■ WRITTEN REQUEST 1
In the Cry Pretty album article, change "co-producing" to "coproducing" and give the passage again, starting with "Carrie Underwood chronology" and going on through "for the record.".
■ WRITTEN REQUEST 2
Turn the paragraph of the Cry Pretty album article that opens "Cry Pretty was met with positive reviews" into a short bulleted list that keeps its main facts.
■ WRITTEN REQUEST 3
Pick up the Cry Pretty album article after its last sentence and write what comes next.

■ TEXT SHOWN
Studio album by Carrie Underwood
- Released: September 14, 2018
- Genre: Country
- Length: 50:26
- Label: Capitol Nashville
- Producers: David Garcia; Jim Jonsin; Carrie Underwood;

Carrie Underwood chronology
| Storyteller (2015) | Cry Pretty (2018) | My Gift (2020) |

Singles from Cry Pretty
- "Cry Pretty" Released: April 11, 2018; "Love Wins" Released: August 31, 2018; "Southbound" Released: April 29, 2019; "Drinking Alone" Released: October 28, 2019;

= Cry Pretty =

Cry Pretty is the sixth studio album by American singer and songwriter Carrie Underwood. It was released on September 14, 2018, as Underwood's first album with Capitol Records Nashville after signing a global deal with Universal Music Group at the start of 2017. The album marked the first co-producing effort by Underwood, who partnered with David Garcia for the record.

Cry Pretty was met with positive reviews from music critics, and debuted at number one on the US Billboard 200, making Underwood the first woman to hit the top of the Billboard 200 chart with four country albums. It also achieved the biggest sales week for a country album in more than three years, as well as the biggest sales week for a female artist in 2018. It debuted at number one in Canada, number four in Australia and charted in several other markets.

■ COLLECTED DATA
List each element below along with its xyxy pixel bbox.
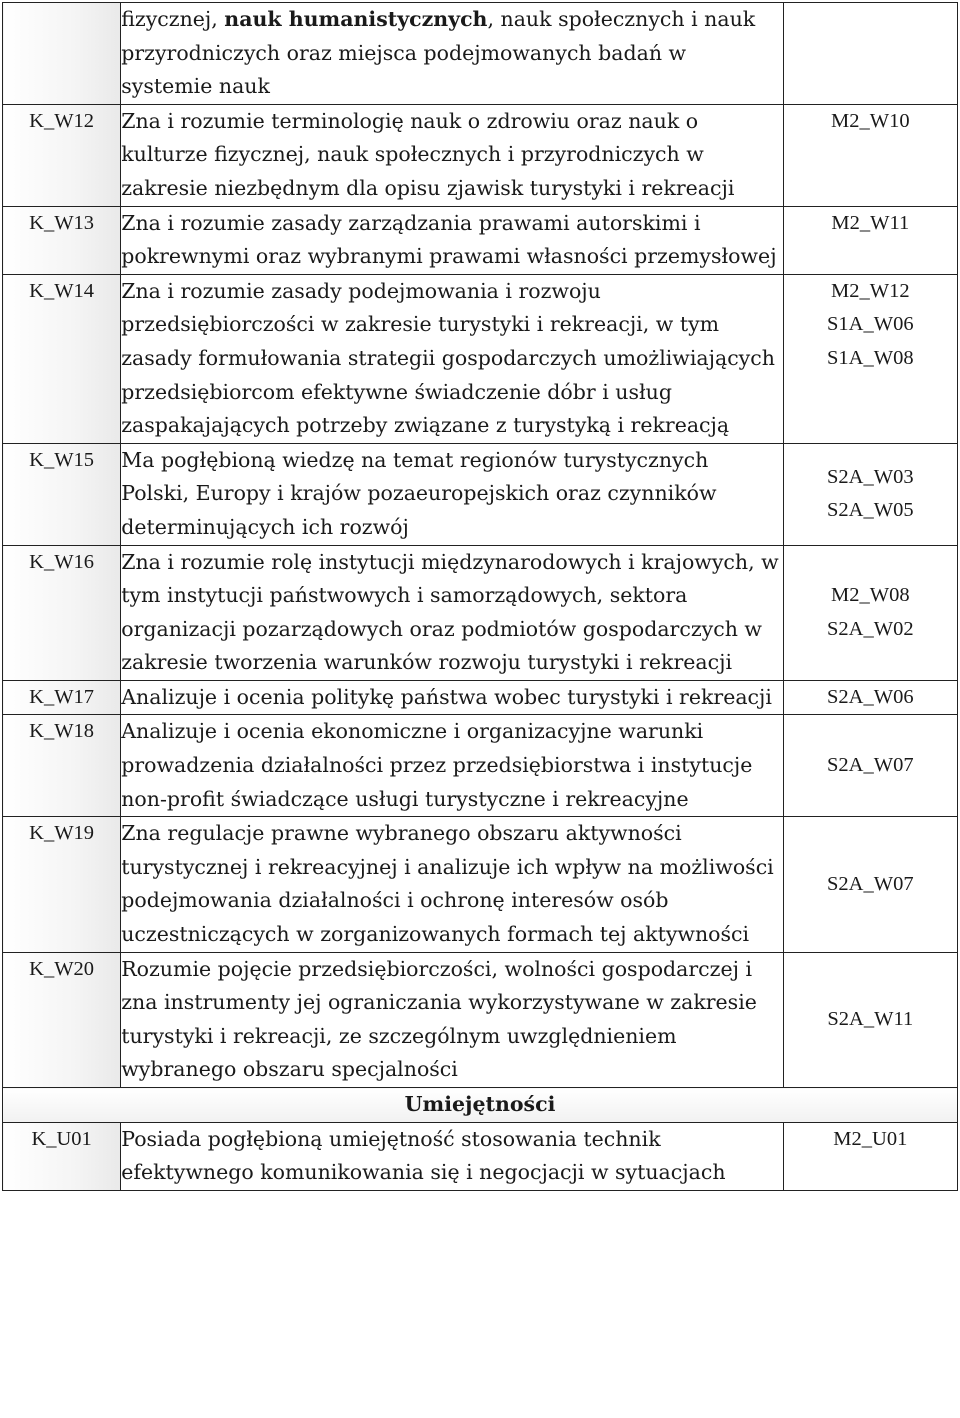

■ TASK ANSWER 1
Carrie Underwood chronology
| Storyteller (2015) | Cry Pretty (2018) | My Gift (2020) |

Singles from Cry Pretty
- "Cry Pretty" Released: April 11, 2018; "Love Wins" Released: August 31, 2018; "Southbound" Released: April 29, 2019; "Drinking Alone" Released: October 28, 2019;

= Cry Pretty =

Cry Pretty is the sixth studio album by American singer and songwriter Carrie Underwood. It was released on September 14, 2018, as Underwood's first album with Capitol Records Nashville after signing a global deal with Universal Music Group at the start of 2017. The album marked the first coproducing effort by Underwood, who partnered with David Garcia for the record.

■ TASK ANSWER 2
- Received positive reviews from music critics.
- Debuted at number one on the US Billboard 200, making Underwood the first woman to top that chart with four country albums.
- Had the biggest sales week for a country album in more than three years and the biggest sales week for a female artist in 2018.
- Debuted at number one in Canada and number four in Australia, and charted in several other markets.

■ TASK ANSWER 3
Four singles supported Cry Pretty: "Cry Pretty", "Love Wins", "Southbound", and "Drinking Alone". To further promote the album, Underwood embarked on Cry Pretty Tour 360, which started on May 1 and ended on October 31, 2019.

==Background==
===Development and production===
In April 2018, Underwood released a statement on the album, stating that she felt "stronger and more creative than ever" at that point in her career, and that the record reflects this growth through its emotional, soulful, and authentic tone, while still allowing "some fun". Songwriter and producer David Garcia was selected to co-produce the album with Underwood, and Cry Pretty marks Underwood's first effort as producer, with her co-writing nine of the album's thirteen tracks. Although the making of the album had been going on for nearly a year before Underwood's fall and subsequent injuries in 2017, she wasn't able to record vocals for the songs until 2018, due to the damage to her mouth.

===Themes===
Underwood described Cry Pretty as her most personal project to date, explaining that she was more creatively involved than ever before and expressing pride in the result. She added that her hope was for listeners to "find something that makes them feel something".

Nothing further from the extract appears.